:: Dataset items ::
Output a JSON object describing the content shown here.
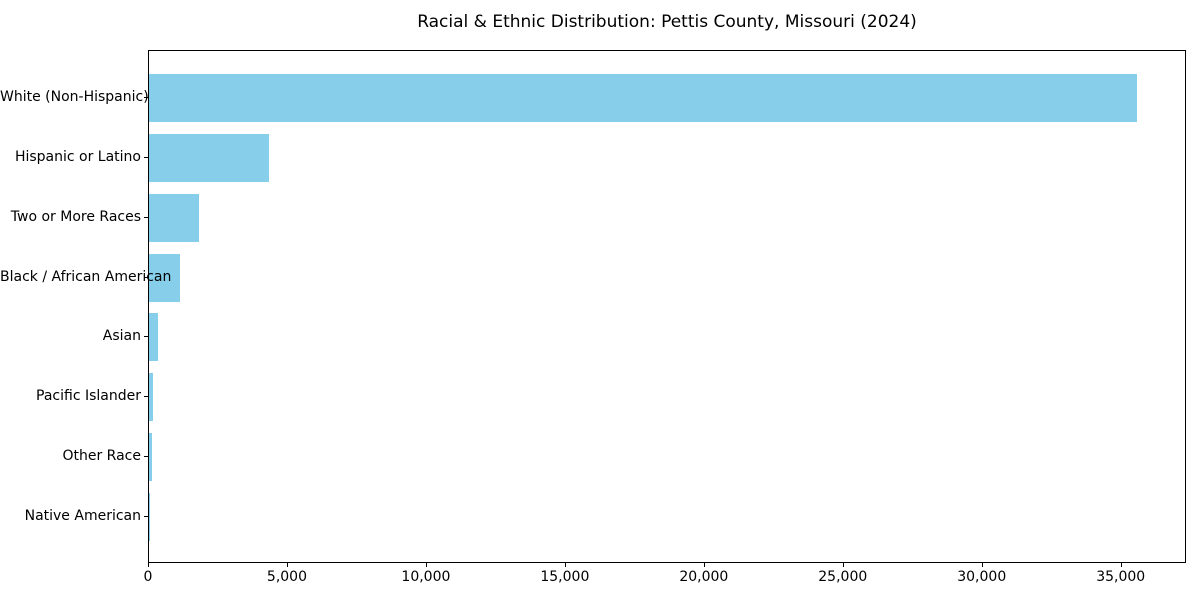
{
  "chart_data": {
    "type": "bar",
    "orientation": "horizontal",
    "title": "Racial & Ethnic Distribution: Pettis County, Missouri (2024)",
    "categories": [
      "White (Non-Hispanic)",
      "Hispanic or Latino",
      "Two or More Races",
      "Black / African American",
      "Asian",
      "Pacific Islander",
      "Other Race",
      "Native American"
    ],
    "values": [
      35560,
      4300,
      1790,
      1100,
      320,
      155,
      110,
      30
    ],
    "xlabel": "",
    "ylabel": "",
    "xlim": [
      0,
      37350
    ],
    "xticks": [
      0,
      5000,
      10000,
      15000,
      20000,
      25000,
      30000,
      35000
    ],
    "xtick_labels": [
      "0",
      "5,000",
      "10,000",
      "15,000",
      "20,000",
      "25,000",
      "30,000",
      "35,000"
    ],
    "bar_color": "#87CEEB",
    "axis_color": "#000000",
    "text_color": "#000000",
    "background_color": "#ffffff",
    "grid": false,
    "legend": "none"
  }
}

...

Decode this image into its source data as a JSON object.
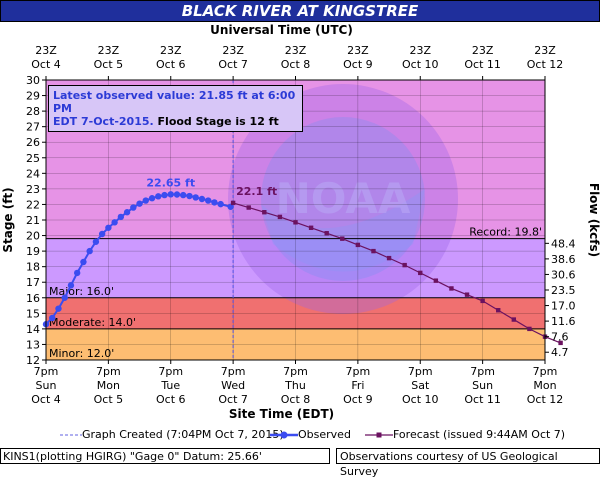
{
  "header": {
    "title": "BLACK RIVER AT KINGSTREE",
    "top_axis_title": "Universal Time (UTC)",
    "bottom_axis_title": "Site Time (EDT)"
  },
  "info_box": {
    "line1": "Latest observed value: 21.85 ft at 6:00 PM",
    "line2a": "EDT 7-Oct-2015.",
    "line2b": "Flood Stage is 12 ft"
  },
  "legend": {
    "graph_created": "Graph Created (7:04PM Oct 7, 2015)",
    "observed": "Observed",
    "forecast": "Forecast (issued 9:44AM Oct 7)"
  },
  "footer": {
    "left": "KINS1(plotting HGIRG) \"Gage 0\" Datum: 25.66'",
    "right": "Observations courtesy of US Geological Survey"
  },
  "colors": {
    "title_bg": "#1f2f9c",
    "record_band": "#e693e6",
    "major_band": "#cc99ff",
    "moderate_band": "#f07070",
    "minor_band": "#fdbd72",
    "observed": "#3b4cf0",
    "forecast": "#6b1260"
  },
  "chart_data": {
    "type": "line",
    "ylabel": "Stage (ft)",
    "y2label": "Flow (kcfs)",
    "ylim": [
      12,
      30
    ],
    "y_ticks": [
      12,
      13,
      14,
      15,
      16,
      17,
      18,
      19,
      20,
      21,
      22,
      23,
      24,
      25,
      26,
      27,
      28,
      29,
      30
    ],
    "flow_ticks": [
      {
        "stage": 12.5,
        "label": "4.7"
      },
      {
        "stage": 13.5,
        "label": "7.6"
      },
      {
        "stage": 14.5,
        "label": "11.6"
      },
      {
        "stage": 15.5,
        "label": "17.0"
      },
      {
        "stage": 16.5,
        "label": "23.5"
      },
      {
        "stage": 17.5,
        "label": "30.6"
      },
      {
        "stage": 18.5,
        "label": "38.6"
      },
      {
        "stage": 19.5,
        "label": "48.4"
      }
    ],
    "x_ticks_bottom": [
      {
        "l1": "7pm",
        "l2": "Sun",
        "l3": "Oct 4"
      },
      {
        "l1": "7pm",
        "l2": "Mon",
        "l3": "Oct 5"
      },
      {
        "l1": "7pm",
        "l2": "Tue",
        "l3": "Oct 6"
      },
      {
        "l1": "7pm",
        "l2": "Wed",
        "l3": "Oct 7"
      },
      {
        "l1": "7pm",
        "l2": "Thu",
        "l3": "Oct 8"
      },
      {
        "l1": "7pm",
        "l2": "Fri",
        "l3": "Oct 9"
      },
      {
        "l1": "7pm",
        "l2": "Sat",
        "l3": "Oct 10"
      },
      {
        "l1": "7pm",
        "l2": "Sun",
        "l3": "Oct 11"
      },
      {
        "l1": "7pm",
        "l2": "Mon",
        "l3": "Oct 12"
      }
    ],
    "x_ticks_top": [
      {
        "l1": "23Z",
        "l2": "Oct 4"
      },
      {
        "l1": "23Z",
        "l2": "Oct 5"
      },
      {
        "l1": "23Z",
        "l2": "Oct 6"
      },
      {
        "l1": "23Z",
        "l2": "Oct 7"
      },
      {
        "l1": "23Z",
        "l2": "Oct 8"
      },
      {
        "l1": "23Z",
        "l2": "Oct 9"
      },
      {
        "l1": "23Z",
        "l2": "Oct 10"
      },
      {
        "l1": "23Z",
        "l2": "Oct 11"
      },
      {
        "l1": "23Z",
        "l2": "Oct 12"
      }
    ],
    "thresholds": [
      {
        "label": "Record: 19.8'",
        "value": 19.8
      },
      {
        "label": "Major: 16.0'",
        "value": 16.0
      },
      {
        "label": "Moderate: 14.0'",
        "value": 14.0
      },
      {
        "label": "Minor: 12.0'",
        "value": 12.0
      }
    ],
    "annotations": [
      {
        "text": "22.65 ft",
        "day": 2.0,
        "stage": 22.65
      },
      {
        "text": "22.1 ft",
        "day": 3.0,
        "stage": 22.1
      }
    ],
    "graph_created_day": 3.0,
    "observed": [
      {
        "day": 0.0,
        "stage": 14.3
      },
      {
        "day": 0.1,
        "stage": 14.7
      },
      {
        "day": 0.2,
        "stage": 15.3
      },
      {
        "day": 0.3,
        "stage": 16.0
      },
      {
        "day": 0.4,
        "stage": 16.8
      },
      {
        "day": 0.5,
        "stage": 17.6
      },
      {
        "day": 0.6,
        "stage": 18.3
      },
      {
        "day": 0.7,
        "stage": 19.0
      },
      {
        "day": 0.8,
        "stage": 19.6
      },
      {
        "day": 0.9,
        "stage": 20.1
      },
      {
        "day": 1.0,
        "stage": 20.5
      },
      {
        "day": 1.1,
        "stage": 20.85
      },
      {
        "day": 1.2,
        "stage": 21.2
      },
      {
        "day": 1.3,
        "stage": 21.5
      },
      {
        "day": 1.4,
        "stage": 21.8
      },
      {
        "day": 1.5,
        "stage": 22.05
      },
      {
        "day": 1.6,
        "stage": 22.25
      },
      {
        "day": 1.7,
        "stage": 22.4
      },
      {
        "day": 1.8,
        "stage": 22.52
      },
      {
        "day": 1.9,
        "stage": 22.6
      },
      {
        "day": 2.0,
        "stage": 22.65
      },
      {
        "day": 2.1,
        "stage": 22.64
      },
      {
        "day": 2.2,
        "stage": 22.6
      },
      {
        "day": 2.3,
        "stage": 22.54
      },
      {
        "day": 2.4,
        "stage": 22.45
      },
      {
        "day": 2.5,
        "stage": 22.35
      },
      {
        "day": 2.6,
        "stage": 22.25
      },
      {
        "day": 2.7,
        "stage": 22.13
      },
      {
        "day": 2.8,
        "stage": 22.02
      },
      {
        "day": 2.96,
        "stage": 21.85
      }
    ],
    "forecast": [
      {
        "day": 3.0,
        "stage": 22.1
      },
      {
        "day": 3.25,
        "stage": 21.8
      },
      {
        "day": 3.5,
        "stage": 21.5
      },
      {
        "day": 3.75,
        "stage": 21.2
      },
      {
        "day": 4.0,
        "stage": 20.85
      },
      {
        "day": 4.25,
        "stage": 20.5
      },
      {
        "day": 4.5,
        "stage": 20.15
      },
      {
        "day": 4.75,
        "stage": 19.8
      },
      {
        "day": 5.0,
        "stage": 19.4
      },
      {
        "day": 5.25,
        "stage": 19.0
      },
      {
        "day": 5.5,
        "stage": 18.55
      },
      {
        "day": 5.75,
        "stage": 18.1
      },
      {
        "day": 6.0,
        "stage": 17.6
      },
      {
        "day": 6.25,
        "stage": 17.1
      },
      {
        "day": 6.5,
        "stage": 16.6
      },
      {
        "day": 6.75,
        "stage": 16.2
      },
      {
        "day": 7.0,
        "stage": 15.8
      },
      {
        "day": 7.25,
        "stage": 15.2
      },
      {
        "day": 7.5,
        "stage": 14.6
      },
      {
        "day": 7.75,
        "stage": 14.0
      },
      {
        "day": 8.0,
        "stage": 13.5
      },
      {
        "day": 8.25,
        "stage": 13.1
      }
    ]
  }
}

:: Given task ::
Examine the listing and say how many of its lines contain the string "Hispanic". Give the number alone.

:: Task output ::
2